• **Problem details**
Give every line from the entries that contains "JSON".

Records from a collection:
###

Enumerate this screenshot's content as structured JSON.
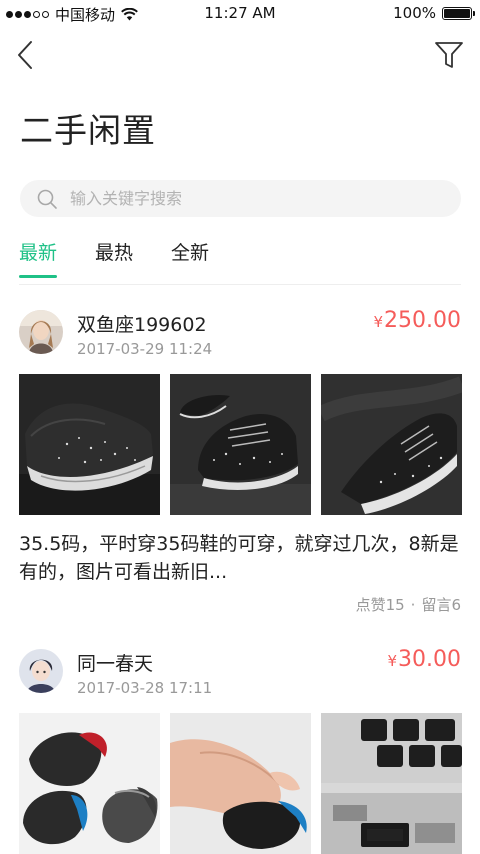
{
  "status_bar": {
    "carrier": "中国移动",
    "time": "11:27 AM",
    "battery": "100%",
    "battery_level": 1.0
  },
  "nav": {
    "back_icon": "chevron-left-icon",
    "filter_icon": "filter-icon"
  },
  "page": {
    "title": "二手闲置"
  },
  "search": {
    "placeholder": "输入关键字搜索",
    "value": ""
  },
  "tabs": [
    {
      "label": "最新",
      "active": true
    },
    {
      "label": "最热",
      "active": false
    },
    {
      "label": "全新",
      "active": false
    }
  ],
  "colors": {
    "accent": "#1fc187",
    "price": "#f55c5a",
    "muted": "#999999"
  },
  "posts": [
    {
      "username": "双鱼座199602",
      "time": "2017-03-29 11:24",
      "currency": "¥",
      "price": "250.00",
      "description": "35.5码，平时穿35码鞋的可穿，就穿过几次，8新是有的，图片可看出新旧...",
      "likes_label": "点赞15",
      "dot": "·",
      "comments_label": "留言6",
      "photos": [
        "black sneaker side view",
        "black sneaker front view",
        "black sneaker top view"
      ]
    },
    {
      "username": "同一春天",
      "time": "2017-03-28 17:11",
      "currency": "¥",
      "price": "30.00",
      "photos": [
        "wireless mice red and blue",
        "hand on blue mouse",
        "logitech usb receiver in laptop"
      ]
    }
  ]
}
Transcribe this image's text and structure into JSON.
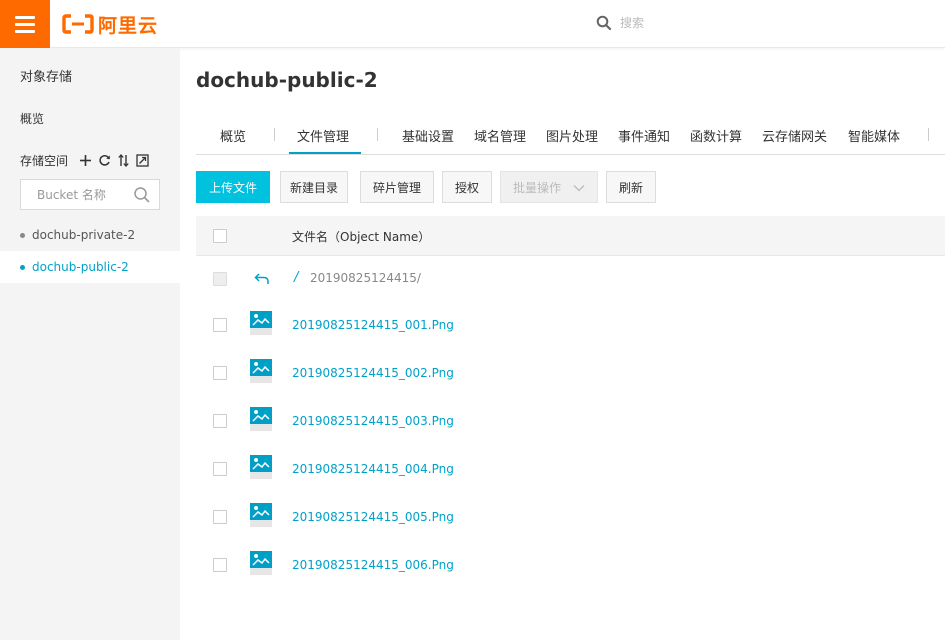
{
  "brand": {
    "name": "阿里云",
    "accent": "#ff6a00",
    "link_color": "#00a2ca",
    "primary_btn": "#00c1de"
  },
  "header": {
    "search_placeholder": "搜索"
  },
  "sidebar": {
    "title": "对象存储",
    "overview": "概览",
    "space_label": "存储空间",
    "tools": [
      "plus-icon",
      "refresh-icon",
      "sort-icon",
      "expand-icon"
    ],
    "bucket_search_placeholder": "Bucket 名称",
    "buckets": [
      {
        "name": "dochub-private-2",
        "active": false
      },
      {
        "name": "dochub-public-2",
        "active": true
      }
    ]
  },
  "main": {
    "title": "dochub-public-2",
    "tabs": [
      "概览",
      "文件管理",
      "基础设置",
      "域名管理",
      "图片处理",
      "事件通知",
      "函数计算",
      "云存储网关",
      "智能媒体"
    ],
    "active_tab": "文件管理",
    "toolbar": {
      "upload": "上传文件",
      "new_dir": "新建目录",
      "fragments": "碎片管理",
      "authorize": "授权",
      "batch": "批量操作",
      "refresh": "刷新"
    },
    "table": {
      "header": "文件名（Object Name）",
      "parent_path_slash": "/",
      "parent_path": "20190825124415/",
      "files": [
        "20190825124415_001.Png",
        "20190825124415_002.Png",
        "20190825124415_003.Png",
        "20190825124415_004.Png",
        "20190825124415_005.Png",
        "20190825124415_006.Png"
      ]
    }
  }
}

###

• **Expected answer**
Enumerate this screenshot's content as structured JSON.
Transcribe this image's text and structure into JSON.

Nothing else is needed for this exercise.